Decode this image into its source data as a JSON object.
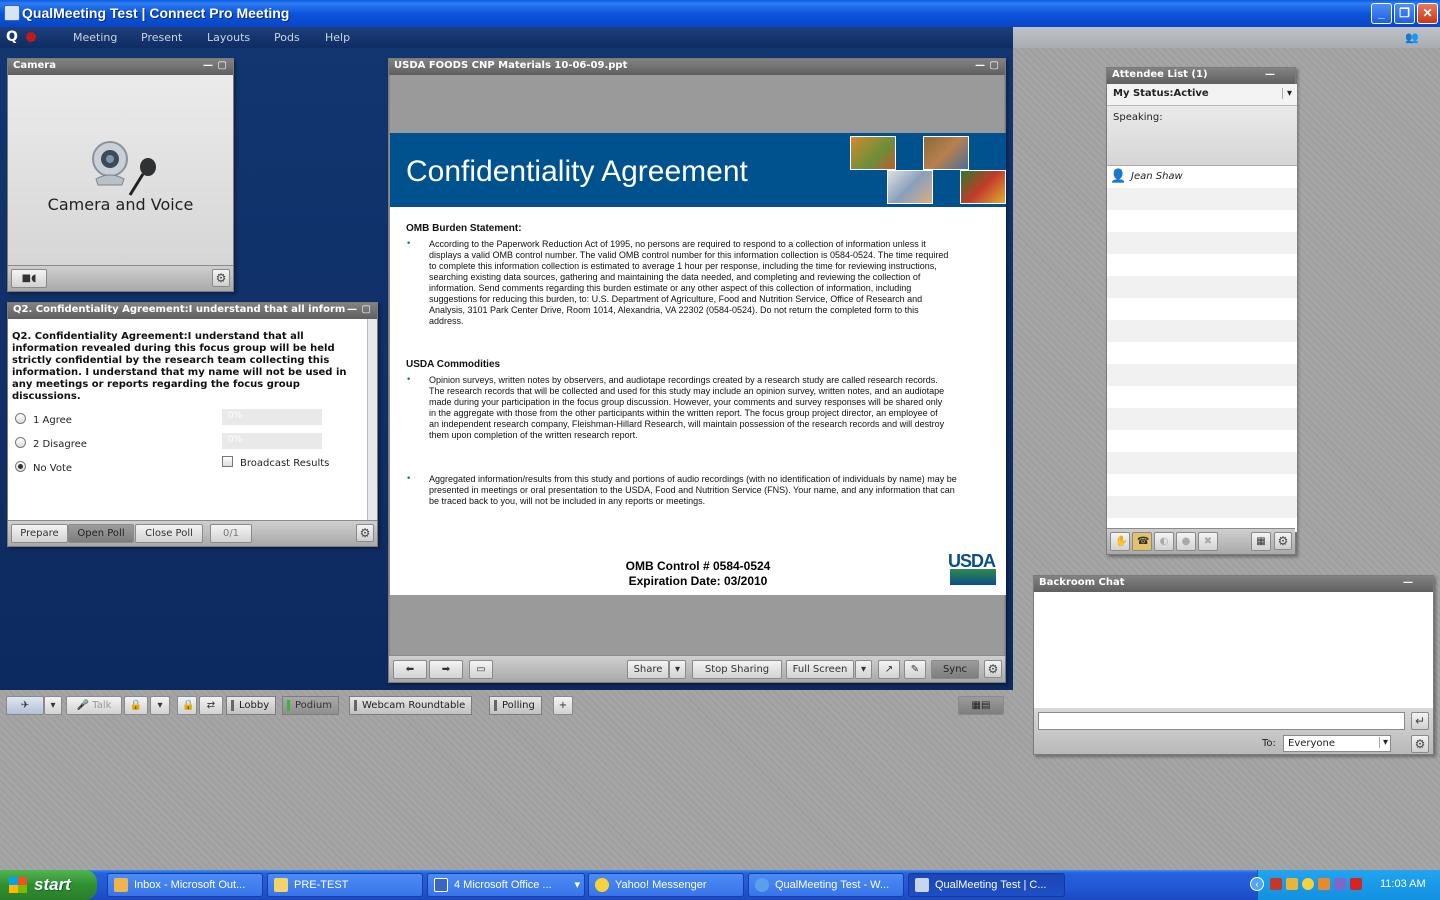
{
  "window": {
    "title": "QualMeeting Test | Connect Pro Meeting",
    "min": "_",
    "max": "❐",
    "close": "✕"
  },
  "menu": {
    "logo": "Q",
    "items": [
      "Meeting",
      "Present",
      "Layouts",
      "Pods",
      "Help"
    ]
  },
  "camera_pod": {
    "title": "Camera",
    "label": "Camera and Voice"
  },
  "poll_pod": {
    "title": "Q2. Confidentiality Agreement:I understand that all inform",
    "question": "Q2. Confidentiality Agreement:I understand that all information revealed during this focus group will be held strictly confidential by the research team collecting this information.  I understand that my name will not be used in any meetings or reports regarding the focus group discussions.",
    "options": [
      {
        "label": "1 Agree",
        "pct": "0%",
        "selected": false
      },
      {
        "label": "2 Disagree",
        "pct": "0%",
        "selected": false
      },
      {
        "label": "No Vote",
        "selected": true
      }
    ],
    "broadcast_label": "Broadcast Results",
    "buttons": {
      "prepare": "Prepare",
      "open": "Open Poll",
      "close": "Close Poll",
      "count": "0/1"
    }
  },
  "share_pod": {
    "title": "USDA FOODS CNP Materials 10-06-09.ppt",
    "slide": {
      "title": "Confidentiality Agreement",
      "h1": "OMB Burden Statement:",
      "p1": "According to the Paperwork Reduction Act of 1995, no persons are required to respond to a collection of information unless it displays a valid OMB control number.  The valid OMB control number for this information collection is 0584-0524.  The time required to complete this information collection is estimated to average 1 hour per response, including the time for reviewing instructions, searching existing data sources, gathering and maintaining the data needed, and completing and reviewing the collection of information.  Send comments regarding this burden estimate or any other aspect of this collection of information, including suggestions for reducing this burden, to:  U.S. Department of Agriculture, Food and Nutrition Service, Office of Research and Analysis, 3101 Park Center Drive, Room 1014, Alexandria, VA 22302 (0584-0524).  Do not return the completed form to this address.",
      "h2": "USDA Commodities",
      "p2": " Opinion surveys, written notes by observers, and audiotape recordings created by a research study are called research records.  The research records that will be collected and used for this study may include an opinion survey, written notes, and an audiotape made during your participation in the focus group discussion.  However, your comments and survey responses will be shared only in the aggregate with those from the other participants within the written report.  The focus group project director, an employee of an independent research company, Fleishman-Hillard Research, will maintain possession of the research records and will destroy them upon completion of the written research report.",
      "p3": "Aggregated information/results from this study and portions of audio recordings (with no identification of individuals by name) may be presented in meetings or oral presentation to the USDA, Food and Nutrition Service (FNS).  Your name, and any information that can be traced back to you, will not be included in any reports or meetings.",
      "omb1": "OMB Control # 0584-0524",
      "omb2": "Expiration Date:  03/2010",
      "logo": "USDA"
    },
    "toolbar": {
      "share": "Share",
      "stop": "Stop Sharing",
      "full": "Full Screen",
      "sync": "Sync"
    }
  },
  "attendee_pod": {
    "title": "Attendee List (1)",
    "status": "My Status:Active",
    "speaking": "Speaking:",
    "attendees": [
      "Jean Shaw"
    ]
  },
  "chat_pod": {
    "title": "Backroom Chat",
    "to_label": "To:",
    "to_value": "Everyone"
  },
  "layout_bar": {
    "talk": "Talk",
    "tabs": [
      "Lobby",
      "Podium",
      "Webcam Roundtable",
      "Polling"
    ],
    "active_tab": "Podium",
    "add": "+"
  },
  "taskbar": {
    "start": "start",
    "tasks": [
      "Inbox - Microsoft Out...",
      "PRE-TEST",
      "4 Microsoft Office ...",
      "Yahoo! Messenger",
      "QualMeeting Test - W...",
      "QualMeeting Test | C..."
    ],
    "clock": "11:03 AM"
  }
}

========================================

Repeat the listing in full and exactly. Leave any pictures out.

Decode this image into its source data as a JSON object.
{
  "window": {
    "title": "QualMeeting Test | Connect Pro Meeting",
    "min": "_",
    "max": "❐",
    "close": "✕"
  },
  "menu": {
    "logo": "Q",
    "items": [
      "Meeting",
      "Present",
      "Layouts",
      "Pods",
      "Help"
    ]
  },
  "camera_pod": {
    "title": "Camera",
    "label": "Camera and Voice"
  },
  "poll_pod": {
    "title": "Q2. Confidentiality Agreement:I understand that all inform",
    "question": "Q2. Confidentiality Agreement:I understand that all information revealed during this focus group will be held strictly confidential by the research team collecting this information.  I understand that my name will not be used in any meetings or reports regarding the focus group discussions.",
    "options": [
      {
        "label": "1 Agree",
        "pct": "0%",
        "selected": false
      },
      {
        "label": "2 Disagree",
        "pct": "0%",
        "selected": false
      },
      {
        "label": "No Vote",
        "selected": true
      }
    ],
    "broadcast_label": "Broadcast Results",
    "buttons": {
      "prepare": "Prepare",
      "open": "Open Poll",
      "close": "Close Poll",
      "count": "0/1"
    }
  },
  "share_pod": {
    "title": "USDA FOODS CNP Materials 10-06-09.ppt",
    "slide": {
      "title": "Confidentiality Agreement",
      "h1": "OMB Burden Statement:",
      "p1": "According to the Paperwork Reduction Act of 1995, no persons are required to respond to a collection of information unless it displays a valid OMB control number.  The valid OMB control number for this information collection is 0584-0524.  The time required to complete this information collection is estimated to average 1 hour per response, including the time for reviewing instructions, searching existing data sources, gathering and maintaining the data needed, and completing and reviewing the collection of information.  Send comments regarding this burden estimate or any other aspect of this collection of information, including suggestions for reducing this burden, to:  U.S. Department of Agriculture, Food and Nutrition Service, Office of Research and Analysis, 3101 Park Center Drive, Room 1014, Alexandria, VA 22302 (0584-0524).  Do not return the completed form to this address.",
      "h2": "USDA Commodities",
      "p2": " Opinion surveys, written notes by observers, and audiotape recordings created by a research study are called research records.  The research records that will be collected and used for this study may include an opinion survey, written notes, and an audiotape made during your participation in the focus group discussion.  However, your comments and survey responses will be shared only in the aggregate with those from the other participants within the written report.  The focus group project director, an employee of an independent research company, Fleishman-Hillard Research, will maintain possession of the research records and will destroy them upon completion of the written research report.",
      "p3": "Aggregated information/results from this study and portions of audio recordings (with no identification of individuals by name) may be presented in meetings or oral presentation to the USDA, Food and Nutrition Service (FNS).  Your name, and any information that can be traced back to you, will not be included in any reports or meetings.",
      "omb1": "OMB Control # 0584-0524",
      "omb2": "Expiration Date:  03/2010",
      "logo": "USDA"
    },
    "toolbar": {
      "share": "Share",
      "stop": "Stop Sharing",
      "full": "Full Screen",
      "sync": "Sync"
    }
  },
  "attendee_pod": {
    "title": "Attendee List (1)",
    "status": "My Status:Active",
    "speaking": "Speaking:",
    "attendees": [
      "Jean Shaw"
    ]
  },
  "chat_pod": {
    "title": "Backroom Chat",
    "to_label": "To:",
    "to_value": "Everyone"
  },
  "layout_bar": {
    "talk": "Talk",
    "tabs": [
      "Lobby",
      "Podium",
      "Webcam Roundtable",
      "Polling"
    ],
    "active_tab": "Podium",
    "add": "+"
  },
  "taskbar": {
    "start": "start",
    "tasks": [
      "Inbox - Microsoft Out...",
      "PRE-TEST",
      "4 Microsoft Office ...",
      "Yahoo! Messenger",
      "QualMeeting Test - W...",
      "QualMeeting Test | C..."
    ],
    "clock": "11:03 AM"
  }
}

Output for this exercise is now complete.